## BEGIN RECORDS PROVIDED

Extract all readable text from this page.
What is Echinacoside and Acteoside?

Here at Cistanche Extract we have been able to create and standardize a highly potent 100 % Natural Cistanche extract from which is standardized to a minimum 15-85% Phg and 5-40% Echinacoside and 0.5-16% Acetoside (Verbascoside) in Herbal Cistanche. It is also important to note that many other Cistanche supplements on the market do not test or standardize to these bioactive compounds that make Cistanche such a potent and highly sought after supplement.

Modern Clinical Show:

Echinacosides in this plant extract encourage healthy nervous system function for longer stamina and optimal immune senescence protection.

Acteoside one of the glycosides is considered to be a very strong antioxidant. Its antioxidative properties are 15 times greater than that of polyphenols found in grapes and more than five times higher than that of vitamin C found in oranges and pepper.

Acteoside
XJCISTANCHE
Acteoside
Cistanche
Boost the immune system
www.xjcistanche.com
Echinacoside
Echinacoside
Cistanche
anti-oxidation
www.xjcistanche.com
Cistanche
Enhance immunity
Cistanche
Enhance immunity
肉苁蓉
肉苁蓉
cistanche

## END RECORDS PROVIDED
## BEGIN RECORDS PROVIDED

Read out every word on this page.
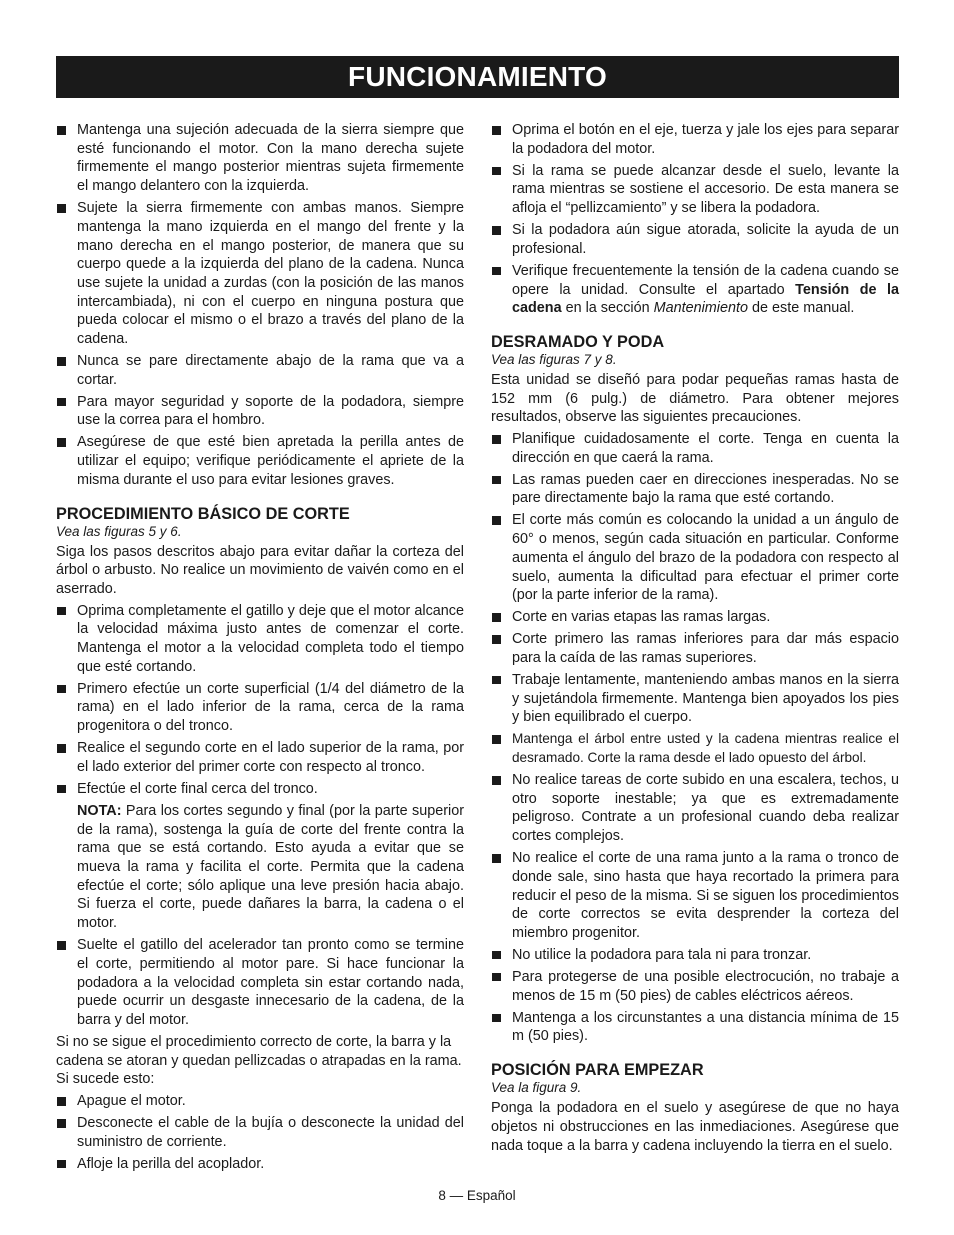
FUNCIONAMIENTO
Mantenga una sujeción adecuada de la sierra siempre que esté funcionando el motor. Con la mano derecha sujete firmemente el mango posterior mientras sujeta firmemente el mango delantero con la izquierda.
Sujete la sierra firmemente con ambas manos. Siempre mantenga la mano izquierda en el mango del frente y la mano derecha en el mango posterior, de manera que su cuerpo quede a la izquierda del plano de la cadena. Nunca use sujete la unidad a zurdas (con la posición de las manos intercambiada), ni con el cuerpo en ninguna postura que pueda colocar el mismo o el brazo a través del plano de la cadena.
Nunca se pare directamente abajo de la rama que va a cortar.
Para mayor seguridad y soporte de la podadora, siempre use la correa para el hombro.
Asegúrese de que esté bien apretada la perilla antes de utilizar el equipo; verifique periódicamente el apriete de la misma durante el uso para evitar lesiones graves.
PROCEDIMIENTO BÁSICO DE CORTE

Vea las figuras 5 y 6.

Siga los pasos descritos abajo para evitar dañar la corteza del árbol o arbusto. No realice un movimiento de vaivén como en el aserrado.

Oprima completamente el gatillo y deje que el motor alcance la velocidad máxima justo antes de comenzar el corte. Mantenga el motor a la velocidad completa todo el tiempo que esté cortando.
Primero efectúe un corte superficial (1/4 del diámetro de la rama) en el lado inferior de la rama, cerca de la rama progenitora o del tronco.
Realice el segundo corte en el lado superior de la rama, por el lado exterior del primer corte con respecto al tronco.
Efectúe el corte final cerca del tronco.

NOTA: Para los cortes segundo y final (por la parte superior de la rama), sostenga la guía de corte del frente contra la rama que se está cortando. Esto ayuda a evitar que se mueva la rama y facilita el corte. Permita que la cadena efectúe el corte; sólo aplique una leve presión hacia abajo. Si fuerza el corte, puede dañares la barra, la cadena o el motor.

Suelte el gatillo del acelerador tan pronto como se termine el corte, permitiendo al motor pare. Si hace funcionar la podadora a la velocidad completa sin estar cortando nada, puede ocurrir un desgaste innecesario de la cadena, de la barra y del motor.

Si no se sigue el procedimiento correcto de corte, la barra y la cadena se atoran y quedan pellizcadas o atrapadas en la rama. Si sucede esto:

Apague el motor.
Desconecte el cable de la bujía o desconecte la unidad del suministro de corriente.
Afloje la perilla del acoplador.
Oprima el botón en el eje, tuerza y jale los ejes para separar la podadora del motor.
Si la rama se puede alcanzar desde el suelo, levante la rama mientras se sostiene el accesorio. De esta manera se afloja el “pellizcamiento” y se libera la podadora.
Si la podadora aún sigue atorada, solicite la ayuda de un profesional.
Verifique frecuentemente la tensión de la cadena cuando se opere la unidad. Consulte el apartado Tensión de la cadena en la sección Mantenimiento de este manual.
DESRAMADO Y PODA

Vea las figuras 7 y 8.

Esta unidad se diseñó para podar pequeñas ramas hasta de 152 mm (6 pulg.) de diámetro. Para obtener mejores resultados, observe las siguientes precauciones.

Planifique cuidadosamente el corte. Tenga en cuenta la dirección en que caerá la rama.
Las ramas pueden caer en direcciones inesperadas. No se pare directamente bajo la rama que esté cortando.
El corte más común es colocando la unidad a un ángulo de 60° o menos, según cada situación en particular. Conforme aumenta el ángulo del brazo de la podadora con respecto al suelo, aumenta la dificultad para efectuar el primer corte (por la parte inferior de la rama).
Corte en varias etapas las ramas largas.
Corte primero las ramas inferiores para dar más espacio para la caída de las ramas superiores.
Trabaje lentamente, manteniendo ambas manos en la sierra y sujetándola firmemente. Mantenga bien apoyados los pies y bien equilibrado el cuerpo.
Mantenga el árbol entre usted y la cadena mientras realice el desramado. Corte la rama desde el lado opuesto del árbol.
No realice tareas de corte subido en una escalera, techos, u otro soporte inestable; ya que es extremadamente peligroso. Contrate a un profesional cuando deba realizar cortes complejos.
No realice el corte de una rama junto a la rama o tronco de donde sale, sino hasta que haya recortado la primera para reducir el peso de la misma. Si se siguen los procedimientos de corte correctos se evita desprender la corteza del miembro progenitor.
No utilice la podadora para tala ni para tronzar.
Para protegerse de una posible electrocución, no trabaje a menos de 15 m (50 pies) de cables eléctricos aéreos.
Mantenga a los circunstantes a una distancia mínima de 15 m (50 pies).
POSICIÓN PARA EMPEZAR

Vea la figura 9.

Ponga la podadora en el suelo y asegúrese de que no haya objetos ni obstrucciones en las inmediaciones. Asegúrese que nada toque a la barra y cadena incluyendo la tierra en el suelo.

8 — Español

## END RECORDS PROVIDED
## BEGIN RECORDS PROVIDED

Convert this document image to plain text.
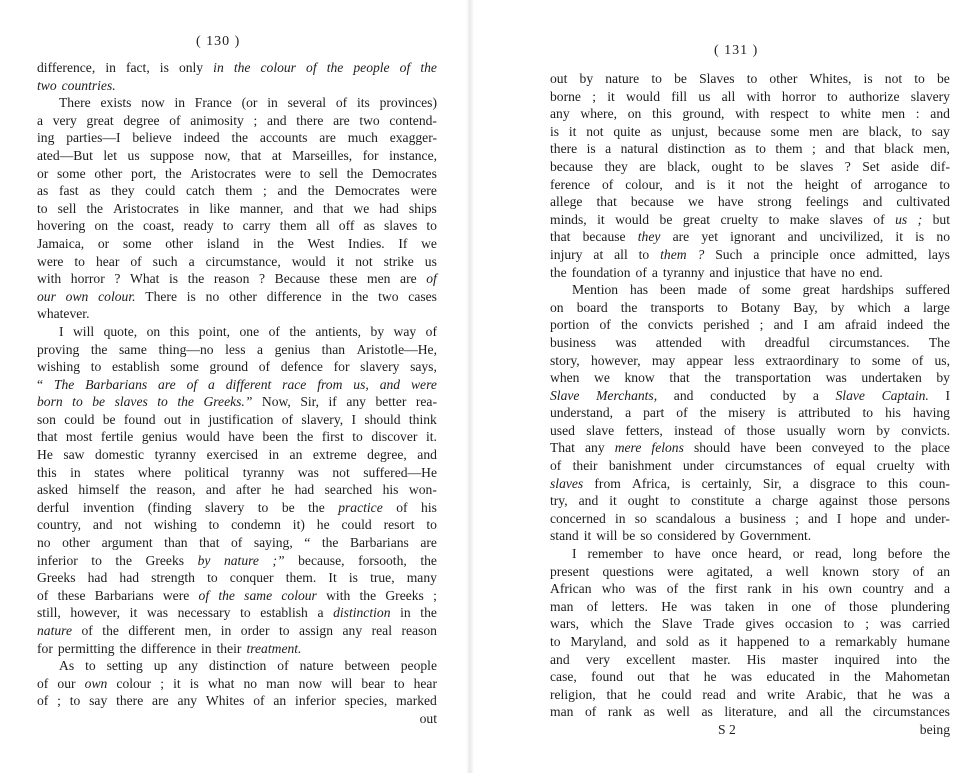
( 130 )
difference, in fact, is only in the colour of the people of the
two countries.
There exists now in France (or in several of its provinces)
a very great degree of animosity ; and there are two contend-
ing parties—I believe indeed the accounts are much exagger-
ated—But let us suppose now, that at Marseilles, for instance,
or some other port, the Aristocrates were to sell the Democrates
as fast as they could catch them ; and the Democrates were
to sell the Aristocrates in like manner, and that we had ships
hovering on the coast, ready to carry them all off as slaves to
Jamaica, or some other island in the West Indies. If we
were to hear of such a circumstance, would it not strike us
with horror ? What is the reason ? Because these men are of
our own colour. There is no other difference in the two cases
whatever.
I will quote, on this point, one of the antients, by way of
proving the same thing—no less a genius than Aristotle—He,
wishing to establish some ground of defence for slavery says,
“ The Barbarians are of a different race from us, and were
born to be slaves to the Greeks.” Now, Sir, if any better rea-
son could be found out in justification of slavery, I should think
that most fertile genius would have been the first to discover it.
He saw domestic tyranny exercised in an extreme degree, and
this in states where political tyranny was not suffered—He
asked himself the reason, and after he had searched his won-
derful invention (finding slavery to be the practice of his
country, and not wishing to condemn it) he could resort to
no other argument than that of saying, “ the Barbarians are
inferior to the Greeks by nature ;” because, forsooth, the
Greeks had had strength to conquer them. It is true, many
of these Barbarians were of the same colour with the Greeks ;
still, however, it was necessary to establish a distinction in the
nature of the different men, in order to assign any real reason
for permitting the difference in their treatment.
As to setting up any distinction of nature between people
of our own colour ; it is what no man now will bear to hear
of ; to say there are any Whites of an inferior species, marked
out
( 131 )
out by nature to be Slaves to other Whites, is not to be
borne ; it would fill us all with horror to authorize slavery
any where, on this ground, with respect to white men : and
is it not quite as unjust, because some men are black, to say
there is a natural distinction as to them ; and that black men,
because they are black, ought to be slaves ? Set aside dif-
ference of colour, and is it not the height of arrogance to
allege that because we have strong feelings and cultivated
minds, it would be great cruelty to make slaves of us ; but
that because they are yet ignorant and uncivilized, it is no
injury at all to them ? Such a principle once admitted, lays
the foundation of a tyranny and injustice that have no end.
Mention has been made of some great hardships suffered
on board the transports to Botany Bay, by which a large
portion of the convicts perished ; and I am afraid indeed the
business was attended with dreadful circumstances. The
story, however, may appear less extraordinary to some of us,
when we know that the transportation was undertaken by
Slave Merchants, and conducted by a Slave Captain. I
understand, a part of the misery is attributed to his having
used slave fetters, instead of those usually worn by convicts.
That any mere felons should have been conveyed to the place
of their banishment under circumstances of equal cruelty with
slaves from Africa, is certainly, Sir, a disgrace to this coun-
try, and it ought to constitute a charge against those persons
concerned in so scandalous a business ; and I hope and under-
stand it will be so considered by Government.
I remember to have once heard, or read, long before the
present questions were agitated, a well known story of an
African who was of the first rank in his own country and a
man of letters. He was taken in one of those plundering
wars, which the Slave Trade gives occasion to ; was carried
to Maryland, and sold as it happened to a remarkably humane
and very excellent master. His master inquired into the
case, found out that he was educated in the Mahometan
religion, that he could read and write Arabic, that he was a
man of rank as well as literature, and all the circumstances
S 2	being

## END RECORDS PROVIDED

** PROBLEM DESCRIPTION **
Among the lines above, how many contain the string "como"? State the number alone.

** THE COMPLETED TASK **
2